__WHAT YOU WILL DO__.
Without the images, print all the entries below exactly as given.

__INPUT FOR THIS TASK__.
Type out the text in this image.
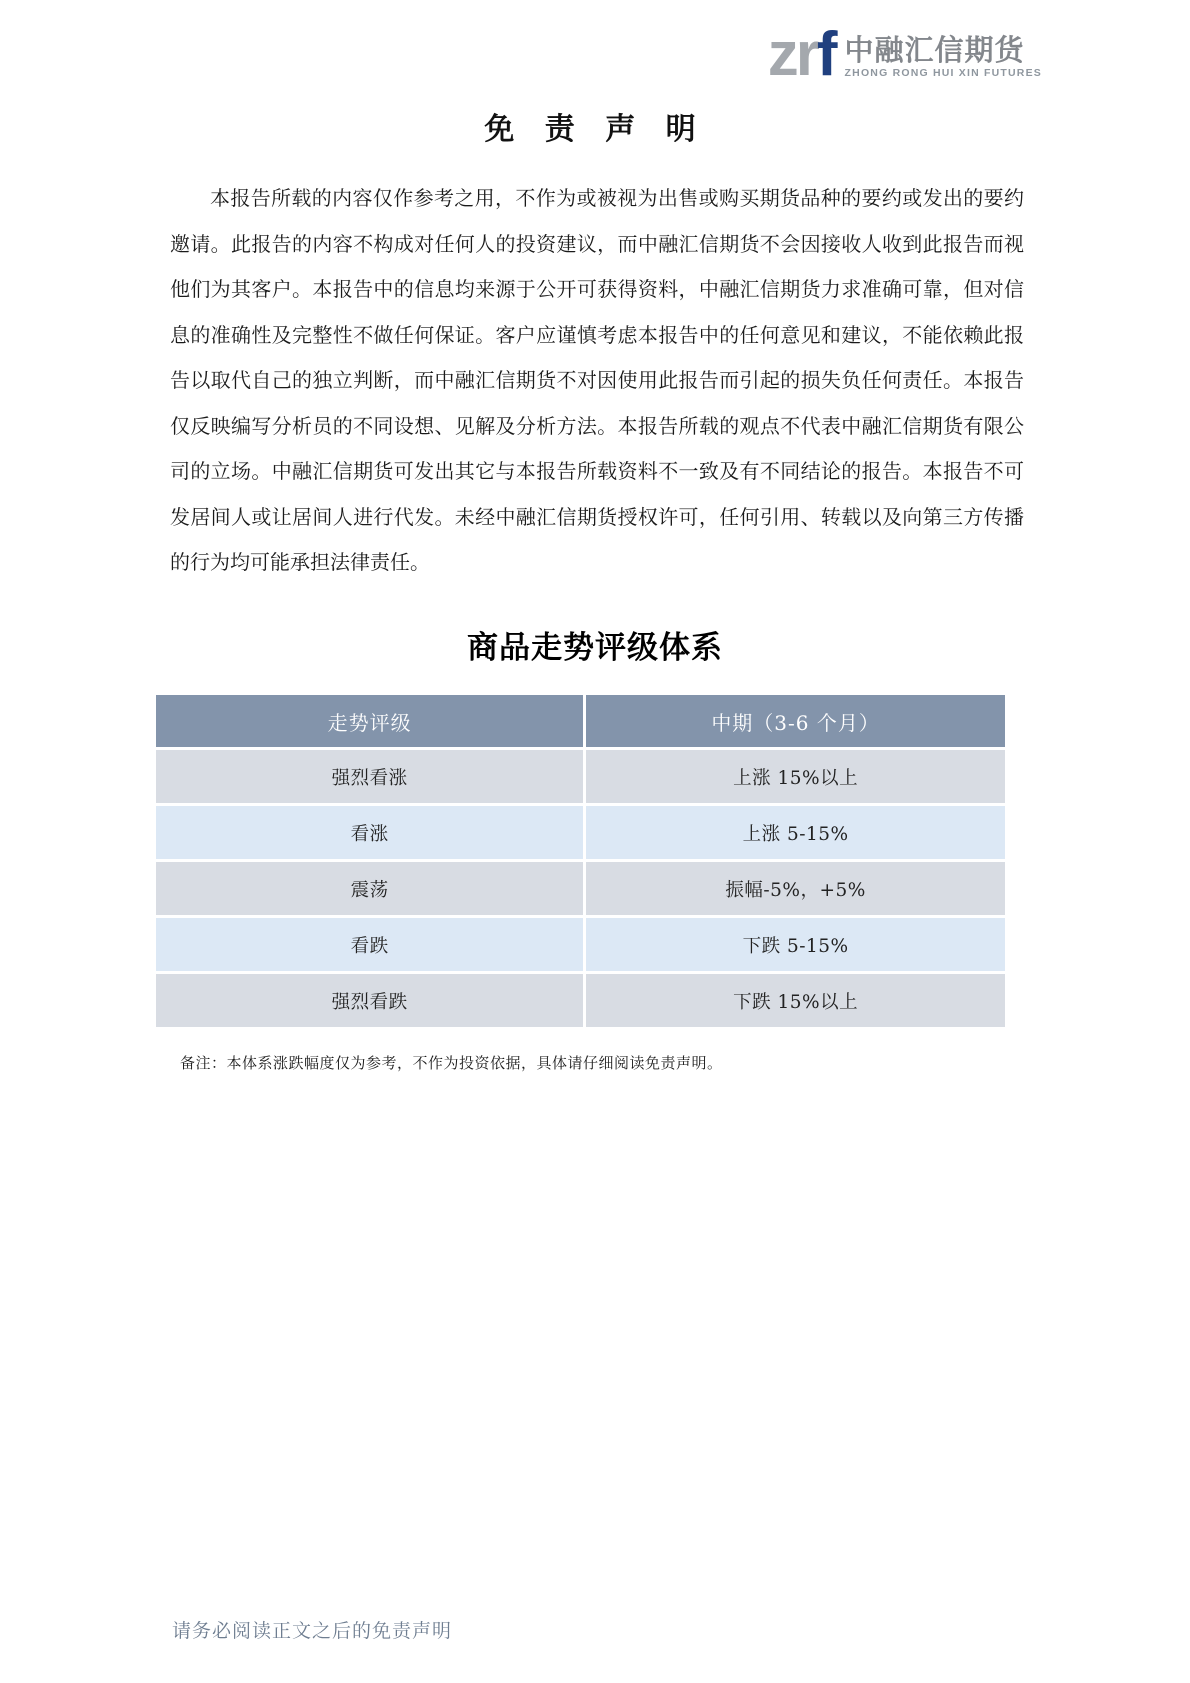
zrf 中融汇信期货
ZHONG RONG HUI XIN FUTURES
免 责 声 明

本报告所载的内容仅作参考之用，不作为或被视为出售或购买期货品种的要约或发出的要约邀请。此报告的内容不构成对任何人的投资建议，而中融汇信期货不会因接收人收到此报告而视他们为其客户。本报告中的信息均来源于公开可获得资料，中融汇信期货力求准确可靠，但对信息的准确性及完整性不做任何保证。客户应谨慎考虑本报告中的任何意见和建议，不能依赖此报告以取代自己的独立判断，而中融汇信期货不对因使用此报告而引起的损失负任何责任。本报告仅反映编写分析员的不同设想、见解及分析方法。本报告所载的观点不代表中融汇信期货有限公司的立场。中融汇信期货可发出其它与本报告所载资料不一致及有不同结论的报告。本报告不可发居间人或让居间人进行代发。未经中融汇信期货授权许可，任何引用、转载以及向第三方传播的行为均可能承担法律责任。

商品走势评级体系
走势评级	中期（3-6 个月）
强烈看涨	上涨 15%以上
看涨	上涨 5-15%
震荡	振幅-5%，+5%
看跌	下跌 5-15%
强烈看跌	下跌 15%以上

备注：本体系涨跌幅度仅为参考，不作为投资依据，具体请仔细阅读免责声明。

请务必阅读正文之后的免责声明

__COMPLETE RESPONSE__.
Type out the text in this image.
zrf 中融汇信期货
ZHONG RONG HUI XIN FUTURES
免 责 声 明

本报告所载的内容仅作参考之用，不作为或被视为出售或购买期货品种的要约或发出的要约邀请。此报告的内容不构成对任何人的投资建议，而中融汇信期货不会因接收人收到此报告而视他们为其客户。本报告中的信息均来源于公开可获得资料，中融汇信期货力求准确可靠，但对信息的准确性及完整性不做任何保证。客户应谨慎考虑本报告中的任何意见和建议，不能依赖此报告以取代自己的独立判断，而中融汇信期货不对因使用此报告而引起的损失负任何责任。本报告仅反映编写分析员的不同设想、见解及分析方法。本报告所载的观点不代表中融汇信期货有限公司的立场。中融汇信期货可发出其它与本报告所载资料不一致及有不同结论的报告。本报告不可发居间人或让居间人进行代发。未经中融汇信期货授权许可，任何引用、转载以及向第三方传播的行为均可能承担法律责任。

商品走势评级体系
走势评级	中期（3-6 个月）
强烈看涨	上涨 15%以上
看涨	上涨 5-15%
震荡	振幅-5%，+5%
看跌	下跌 5-15%
强烈看跌	下跌 15%以上

备注：本体系涨跌幅度仅为参考，不作为投资依据，具体请仔细阅读免责声明。

请务必阅读正文之后的免责声明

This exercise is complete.